[Stored dataset items]
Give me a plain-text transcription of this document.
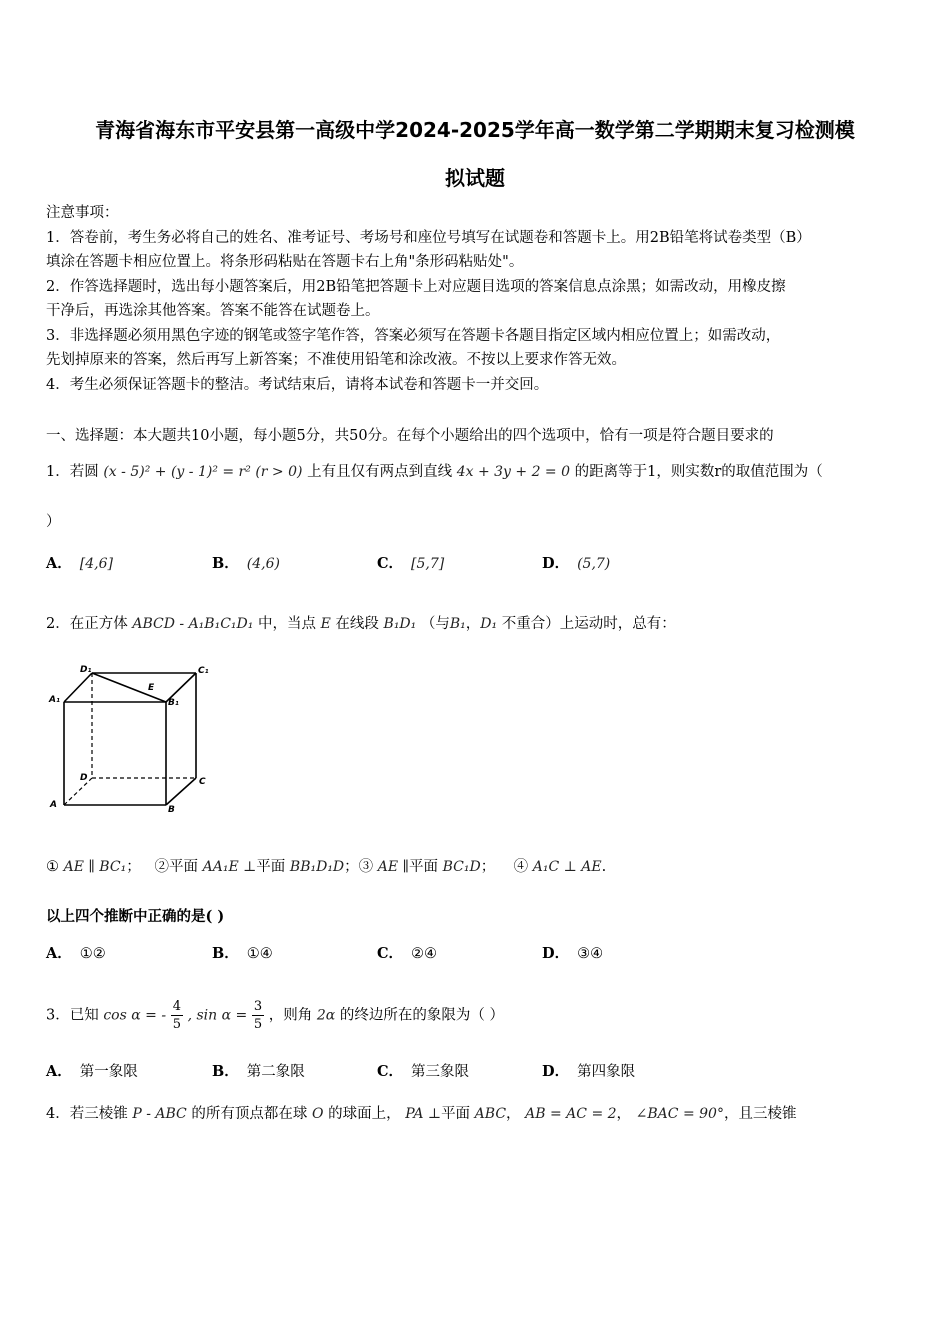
青海省海东市平安县第一高级中学2024-2025学年高一数学第二学期期末复习检测模
拟试题
注意事项：
1．答卷前，考生务必将自己的姓名、准考证号、考场号和座位号填写在试题卷和答题卡上。用2B铅笔将试卷类型（B）
填涂在答题卡相应位置上。将条形码粘贴在答题卡右上角"条形码粘贴处"。
2．作答选择题时，选出每小题答案后，用2B铅笔把答题卡上对应题目选项的答案信息点涂黑；如需改动，用橡皮擦
干净后，再选涂其他答案。答案不能答在试题卷上。
3．非选择题必须用黑色字迹的钢笔或签字笔作答，答案必须写在答题卡各题目指定区域内相应位置上；如需改动，
先划掉原来的答案，然后再写上新答案；不准使用铅笔和涂改液。不按以上要求作答无效。
4．考生必须保证答题卡的整洁。考试结束后，请将本试卷和答题卡一并交回。
一、选择题：本大题共10小题，每小题5分，共50分。在每个小题给出的四个选项中，恰有一项是符合题目要求的
1．若圆 (x - 5)² + (y - 1)² = r² (r > 0) 上有且仅有两点到直线 4x + 3y + 2 = 0 的距离等于1，则实数r的取值范围为（
）
A． [4,6]	B． (4,6)	C． [5,7]	D． (5,7)
2．在正方体 ABCD - A₁B₁C₁D₁ 中，当点 E 在线段 B₁D₁ （与B₁，D₁ 不重合）上运动时，总有：
D₁	C₁
A₁	B₁
E
D	C
A	B
① AE ∥ BC₁； ②平面 AA₁E ⊥平面 BB₁D₁D；③ AE ∥平面 BC₁D； ④ A₁C ⊥ AE.
以上四个推断中正确的是( )
A． ①②	B． ①④	C． ②④	D． ③④
3．已知 cos α = - $\frac{4}{5}$ , $\sin \alpha = \frac{3}{5}$ ，则角 2α 的终边所在的象限为（ ）
A． 第一象限	B． 第二象限	C． 第三象限	D． 第四象限
4．若三棱锥 P - ABC 的所有顶点都在球 O 的球面上， PA ⊥平面 ABC， AB = AC = 2， ∠BAC = 90°，且三棱锥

Task description
Without the pictures, restate each entry exactly.

Solution for this exercise
Give me a plain-text transcription of this document.
青海省海东市平安县第一高级中学2024-2025学年高一数学第二学期期末复习检测模
拟试题
注意事项：
1．答卷前，考生务必将自己的姓名、准考证号、考场号和座位号填写在试题卷和答题卡上。用2B铅笔将试卷类型（B）
填涂在答题卡相应位置上。将条形码粘贴在答题卡右上角"条形码粘贴处"。
2．作答选择题时，选出每小题答案后，用2B铅笔把答题卡上对应题目选项的答案信息点涂黑；如需改动，用橡皮擦
干净后，再选涂其他答案。答案不能答在试题卷上。
3．非选择题必须用黑色字迹的钢笔或签字笔作答，答案必须写在答题卡各题目指定区域内相应位置上；如需改动，
先划掉原来的答案，然后再写上新答案；不准使用铅笔和涂改液。不按以上要求作答无效。
4．考生必须保证答题卡的整洁。考试结束后，请将本试卷和答题卡一并交回。
一、选择题：本大题共10小题，每小题5分，共50分。在每个小题给出的四个选项中，恰有一项是符合题目要求的
1．若圆 (x - 5)² + (y - 1)² = r² (r > 0) 上有且仅有两点到直线 4x + 3y + 2 = 0 的距离等于1，则实数r的取值范围为（
）
A． [4,6]	B． (4,6)	C． [5,7]	D． (5,7)
2．在正方体 ABCD - A₁B₁C₁D₁ 中，当点 E 在线段 B₁D₁ （与B₁，D₁ 不重合）上运动时，总有：
D₁	C₁
A₁	B₁
E
D	C
A	B
① AE ∥ BC₁； ②平面 AA₁E ⊥平面 BB₁D₁D；③ AE ∥平面 BC₁D； ④ A₁C ⊥ AE.
以上四个推断中正确的是( )
A． ①②	B． ①④	C． ②④	D． ③④
3．已知 cos α = - $\frac{4}{5}$ , $\sin \alpha = \frac{3}{5}$ ，则角 2α 的终边所在的象限为（ ）
A． 第一象限	B． 第二象限	C． 第三象限	D． 第四象限
4．若三棱锥 P - ABC 的所有顶点都在球 O 的球面上， PA ⊥平面 ABC， AB = AC = 2， ∠BAC = 90°，且三棱锥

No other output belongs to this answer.